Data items
◆ ◆ ◆ ◆ ◆ ◆ ◆

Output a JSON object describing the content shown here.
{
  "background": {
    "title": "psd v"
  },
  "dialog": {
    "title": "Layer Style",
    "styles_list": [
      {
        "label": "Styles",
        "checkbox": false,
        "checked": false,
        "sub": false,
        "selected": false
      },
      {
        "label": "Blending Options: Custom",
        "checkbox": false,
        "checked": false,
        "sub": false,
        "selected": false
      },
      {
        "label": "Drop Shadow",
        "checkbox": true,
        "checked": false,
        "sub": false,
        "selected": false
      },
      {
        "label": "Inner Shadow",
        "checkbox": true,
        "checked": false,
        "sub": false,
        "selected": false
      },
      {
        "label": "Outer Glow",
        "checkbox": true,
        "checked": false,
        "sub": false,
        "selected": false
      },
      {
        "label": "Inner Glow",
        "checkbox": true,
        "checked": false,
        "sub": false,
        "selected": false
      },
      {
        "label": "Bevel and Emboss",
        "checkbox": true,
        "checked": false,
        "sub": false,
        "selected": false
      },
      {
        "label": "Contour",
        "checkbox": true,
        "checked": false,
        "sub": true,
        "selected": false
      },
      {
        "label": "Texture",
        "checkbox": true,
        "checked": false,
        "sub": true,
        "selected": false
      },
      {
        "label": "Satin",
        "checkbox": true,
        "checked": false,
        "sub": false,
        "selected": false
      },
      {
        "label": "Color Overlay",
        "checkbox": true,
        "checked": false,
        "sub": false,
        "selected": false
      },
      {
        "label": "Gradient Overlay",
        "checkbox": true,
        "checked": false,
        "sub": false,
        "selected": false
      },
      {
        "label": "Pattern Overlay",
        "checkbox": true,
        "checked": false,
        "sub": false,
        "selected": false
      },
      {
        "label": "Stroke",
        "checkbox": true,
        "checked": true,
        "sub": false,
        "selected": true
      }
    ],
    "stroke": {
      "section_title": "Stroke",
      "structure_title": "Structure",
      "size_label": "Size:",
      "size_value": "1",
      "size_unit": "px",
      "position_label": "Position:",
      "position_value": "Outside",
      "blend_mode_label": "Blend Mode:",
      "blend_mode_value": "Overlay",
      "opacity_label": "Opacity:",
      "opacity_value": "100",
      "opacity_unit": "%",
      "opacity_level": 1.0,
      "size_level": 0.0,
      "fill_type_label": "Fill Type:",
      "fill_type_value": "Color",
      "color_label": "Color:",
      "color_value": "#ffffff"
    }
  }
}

◆ ◆ ◆ ◆ ◆ ◆ ◆

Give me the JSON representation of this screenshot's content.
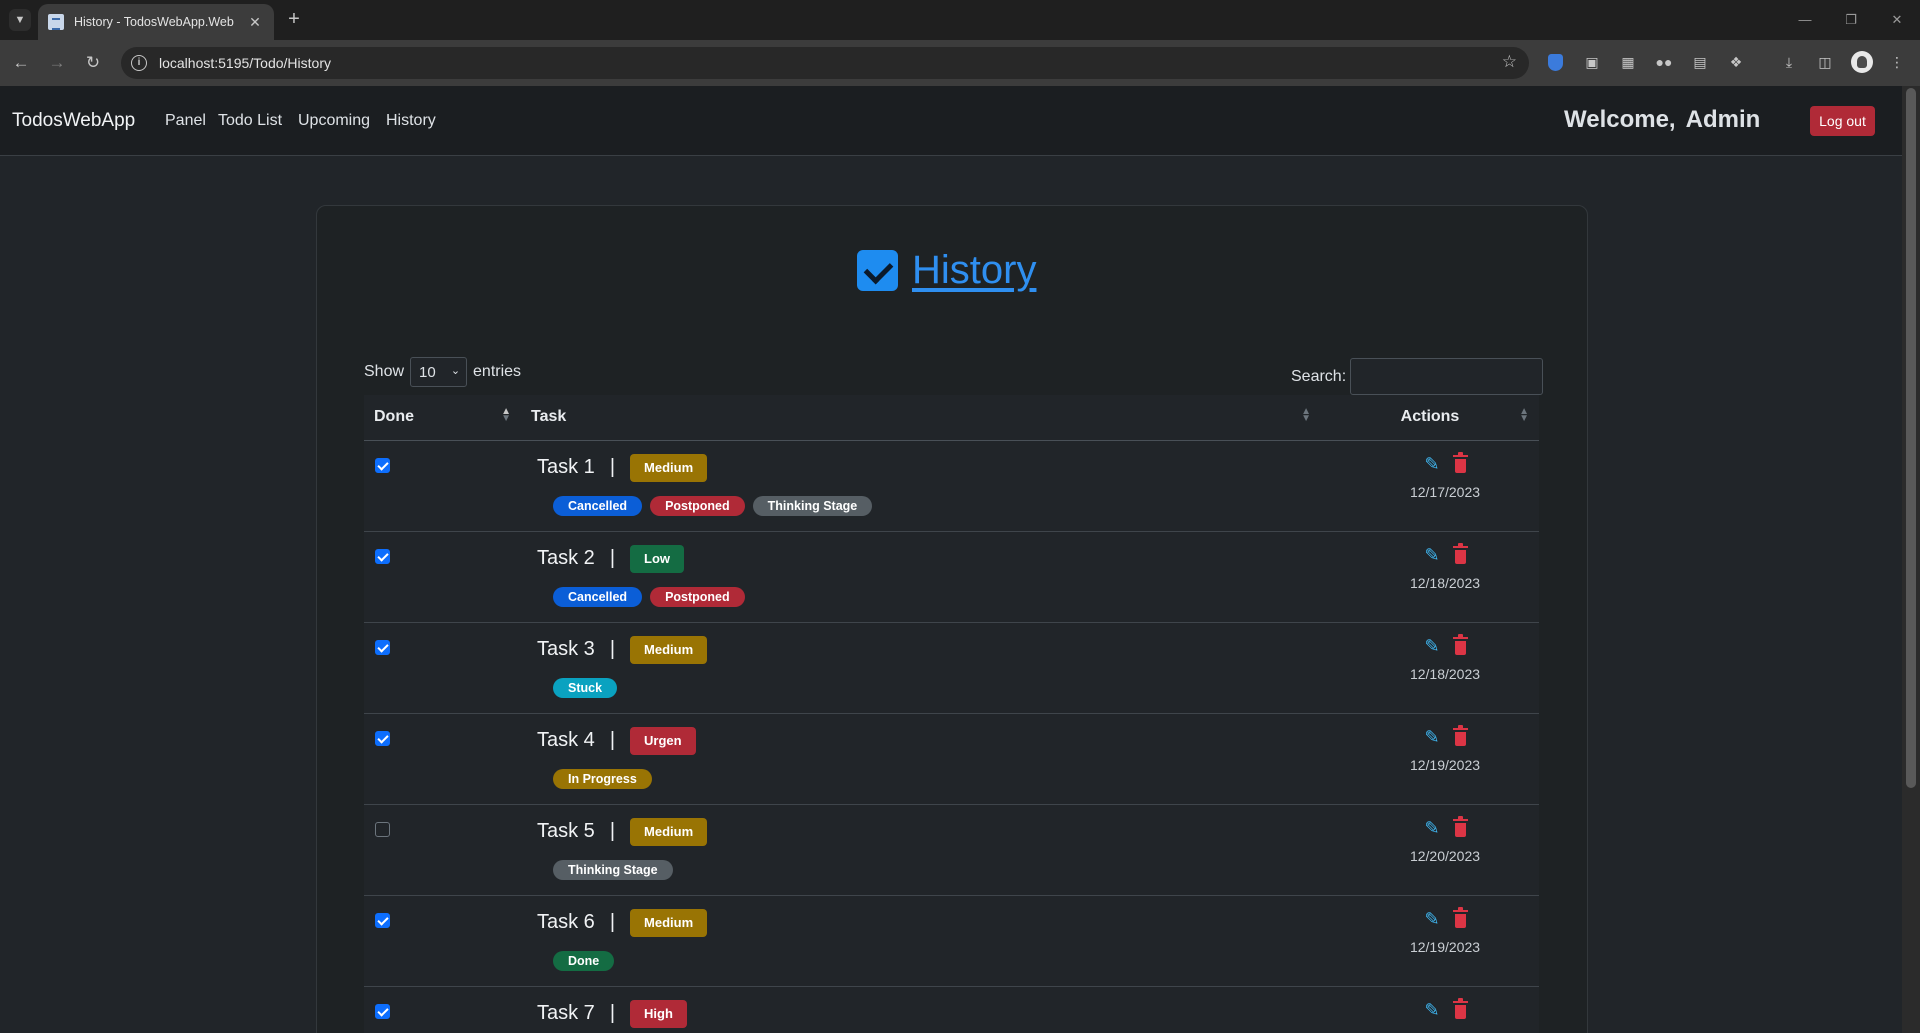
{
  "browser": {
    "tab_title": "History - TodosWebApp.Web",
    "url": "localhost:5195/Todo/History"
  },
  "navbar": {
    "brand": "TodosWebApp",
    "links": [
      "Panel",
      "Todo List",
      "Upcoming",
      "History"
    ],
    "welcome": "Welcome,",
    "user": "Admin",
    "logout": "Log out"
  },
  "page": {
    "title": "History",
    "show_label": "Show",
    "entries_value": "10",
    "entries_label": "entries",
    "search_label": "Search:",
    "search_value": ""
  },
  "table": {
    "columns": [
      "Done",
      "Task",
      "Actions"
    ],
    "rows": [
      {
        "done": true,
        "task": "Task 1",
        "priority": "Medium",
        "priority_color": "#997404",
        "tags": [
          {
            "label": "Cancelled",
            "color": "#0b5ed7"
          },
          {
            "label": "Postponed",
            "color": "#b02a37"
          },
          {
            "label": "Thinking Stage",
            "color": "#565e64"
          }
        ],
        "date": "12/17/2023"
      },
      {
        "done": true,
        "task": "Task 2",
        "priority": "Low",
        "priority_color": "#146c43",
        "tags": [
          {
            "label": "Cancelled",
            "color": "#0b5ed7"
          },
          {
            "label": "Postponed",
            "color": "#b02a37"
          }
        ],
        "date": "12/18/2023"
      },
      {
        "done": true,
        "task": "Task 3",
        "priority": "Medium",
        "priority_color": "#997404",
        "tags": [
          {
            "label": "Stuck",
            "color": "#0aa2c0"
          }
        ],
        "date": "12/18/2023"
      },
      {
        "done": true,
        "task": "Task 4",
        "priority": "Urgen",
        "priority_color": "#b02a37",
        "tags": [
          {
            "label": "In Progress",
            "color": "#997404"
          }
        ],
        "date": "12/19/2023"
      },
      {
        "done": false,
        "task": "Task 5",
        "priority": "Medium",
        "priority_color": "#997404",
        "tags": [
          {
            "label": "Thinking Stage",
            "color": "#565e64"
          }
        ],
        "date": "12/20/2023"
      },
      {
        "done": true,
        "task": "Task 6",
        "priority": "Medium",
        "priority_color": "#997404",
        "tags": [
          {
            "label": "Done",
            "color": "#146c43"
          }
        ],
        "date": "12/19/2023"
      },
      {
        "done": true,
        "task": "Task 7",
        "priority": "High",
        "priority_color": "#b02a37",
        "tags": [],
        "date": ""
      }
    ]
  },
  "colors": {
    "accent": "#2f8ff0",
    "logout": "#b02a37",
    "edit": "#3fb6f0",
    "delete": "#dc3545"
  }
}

◆ ◆ ◆ ◆ ◆ ◆ ◆

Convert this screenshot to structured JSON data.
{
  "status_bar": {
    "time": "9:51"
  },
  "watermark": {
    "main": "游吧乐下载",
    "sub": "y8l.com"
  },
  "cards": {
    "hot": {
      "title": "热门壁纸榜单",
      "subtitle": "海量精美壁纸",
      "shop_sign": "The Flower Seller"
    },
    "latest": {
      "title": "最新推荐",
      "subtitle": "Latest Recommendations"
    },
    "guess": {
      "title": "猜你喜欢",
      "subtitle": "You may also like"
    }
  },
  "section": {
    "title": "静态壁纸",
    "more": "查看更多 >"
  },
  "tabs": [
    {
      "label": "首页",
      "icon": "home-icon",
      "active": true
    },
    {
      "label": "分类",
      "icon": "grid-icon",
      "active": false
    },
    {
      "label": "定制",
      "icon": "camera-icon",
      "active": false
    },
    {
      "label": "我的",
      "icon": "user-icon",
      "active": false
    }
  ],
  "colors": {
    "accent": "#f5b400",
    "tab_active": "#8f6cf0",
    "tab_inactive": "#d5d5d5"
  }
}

◆ ◆ ◆ ◆ ◆ ◆ ◆

▶ [EXERCISE DIRECTIONS]: Within the data above, pick out all lines holding the word "this".

▶ [ANSWER TO THE EXERCISE]:
Give me the JSON representation of this screenshot's content.
Convert this screenshot to structured JSON data.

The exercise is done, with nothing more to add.